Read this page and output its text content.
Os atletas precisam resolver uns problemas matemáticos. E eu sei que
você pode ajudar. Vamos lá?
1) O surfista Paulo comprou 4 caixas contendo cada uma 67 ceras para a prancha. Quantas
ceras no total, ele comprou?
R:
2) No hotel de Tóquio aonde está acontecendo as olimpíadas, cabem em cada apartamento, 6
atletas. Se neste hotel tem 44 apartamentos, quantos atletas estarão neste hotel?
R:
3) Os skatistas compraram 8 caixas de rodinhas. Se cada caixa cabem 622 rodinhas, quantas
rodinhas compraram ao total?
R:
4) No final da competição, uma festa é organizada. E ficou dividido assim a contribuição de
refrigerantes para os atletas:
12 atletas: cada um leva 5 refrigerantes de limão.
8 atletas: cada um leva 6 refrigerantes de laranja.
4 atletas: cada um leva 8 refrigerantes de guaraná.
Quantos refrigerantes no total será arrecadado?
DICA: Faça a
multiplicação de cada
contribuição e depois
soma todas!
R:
■ ■ ■ ■ ■
• [Task prompt]: Retype all of the data shown above, word for word.

• [Answer to the problem]:
Read this page and output its text content.
Os atletas precisam resolver uns problemas matemáticos. E eu sei que
você pode ajudar. Vamos lá?
1) O surfista Paulo comprou 4 caixas contendo cada uma 67 ceras para a prancha. Quantas
ceras no total, ele comprou?
R:
2) No hotel de Tóquio aonde está acontecendo as olimpíadas, cabem em cada apartamento, 6
atletas. Se neste hotel tem 44 apartamentos, quantos atletas estarão neste hotel?
R:
3) Os skatistas compraram 8 caixas de rodinhas. Se cada caixa cabem 622 rodinhas, quantas
rodinhas compraram ao total?
R:
4) No final da competição, uma festa é organizada. E ficou dividido assim a contribuição de
refrigerantes para os atletas:
12 atletas: cada um leva 5 refrigerantes de limão.
8 atletas: cada um leva 6 refrigerantes de laranja.
4 atletas: cada um leva 8 refrigerantes de guaraná.
Quantos refrigerantes no total será arrecadado?
DICA: Faça a
multiplicação de cada
contribuição e depois
soma todas!
R:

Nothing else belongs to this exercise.